▸ 作業内容:
**a)** ドイツ空軍の戦闘機増強を扱った出典本文によると、ショルツ首相はどの場でユーロファイター増強に踏み切ったとされているか。
**b)** 次の(i)〜(iii)の記述が、ドイツ空軍の戦闘機増強を扱った出典本文と合うかどうかを、それぞれ「はい」か「いいえ」で答えよ。あわせて、判断の決め手となる本文の語句を引用せよ。
(i) ドイツ空軍はユーロファイター戦闘機を20機増強する。
(ii) ユーロファイターの生産はすでに終了している。
(iii) トランシェ3BはAESAレーダー方式である。

▸ 出典本文:
北大路機関

京都防衛フォーラム:榛名研究室/鞍馬事務室(OCNブログ:2005.07.29~/gooブログ:2014.11.24~)

【防衛情報】ドイツ空軍ユーロファイター戦闘機20機増強,ブライムストーン3空対地ミサイルを増強

2024-08-19 20:24:41 | 先端軍事テクノロジー
■防衛フォーラム
 ドイツ軍はユーロコプタータイガーの任務を貧弱なH-145ではなくユーロファイターに置換え昔のヤーボのような台風を吹かせるのでしょうか。

 ドイツ空軍はユーロファイター戦闘機20機を増強します。ドイツのショルツ首相はILAベルリン国際航空宇宙展開会式において、ドイツのNATOへの協力体制強化と、ロシアウクライナ戦争の長期化を受けての国際安全保障への関与強化の一環として、その具体策に現在も生産が継続されているユーロファイターの増強で応えたかたち。

 ユーロファイター戦闘機は初期製造型のトランシェ1から比較的新しいトランシェ3Aへの改修費用の割高さや、トランシェ3AからAESAレーダー方式のトランシェ3Bへの改修費用がかさみ、機体構造部分から当初の運用期間以上に延命する事が難しいなど2000年代初頭ほど優位性を強調できない状況が続いていたところでした。

▸ 提供情報:

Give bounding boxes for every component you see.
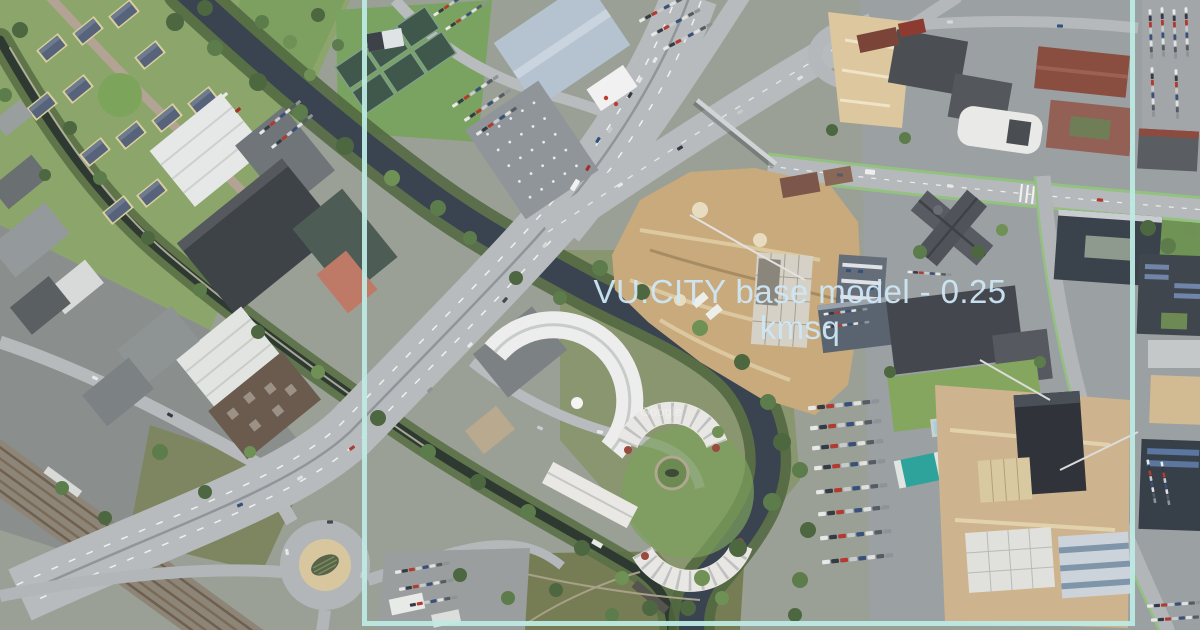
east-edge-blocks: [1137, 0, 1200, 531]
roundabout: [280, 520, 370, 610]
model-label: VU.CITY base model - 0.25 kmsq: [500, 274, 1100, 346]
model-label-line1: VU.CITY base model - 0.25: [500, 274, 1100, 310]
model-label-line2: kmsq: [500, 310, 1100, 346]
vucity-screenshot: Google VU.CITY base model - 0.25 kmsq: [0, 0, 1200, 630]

▸ 解答一覧:
**a)** ILAベルリン国際航空宇宙展の開会式である。

**b)**
(i) はい。「ドイツ空軍はユーロファイター戦闘機20機を増強します」
(ii) いいえ。「現在も生産が継続されているユーロファイター」
(iii) はい。「AESAレーダー方式のトランシェ3B」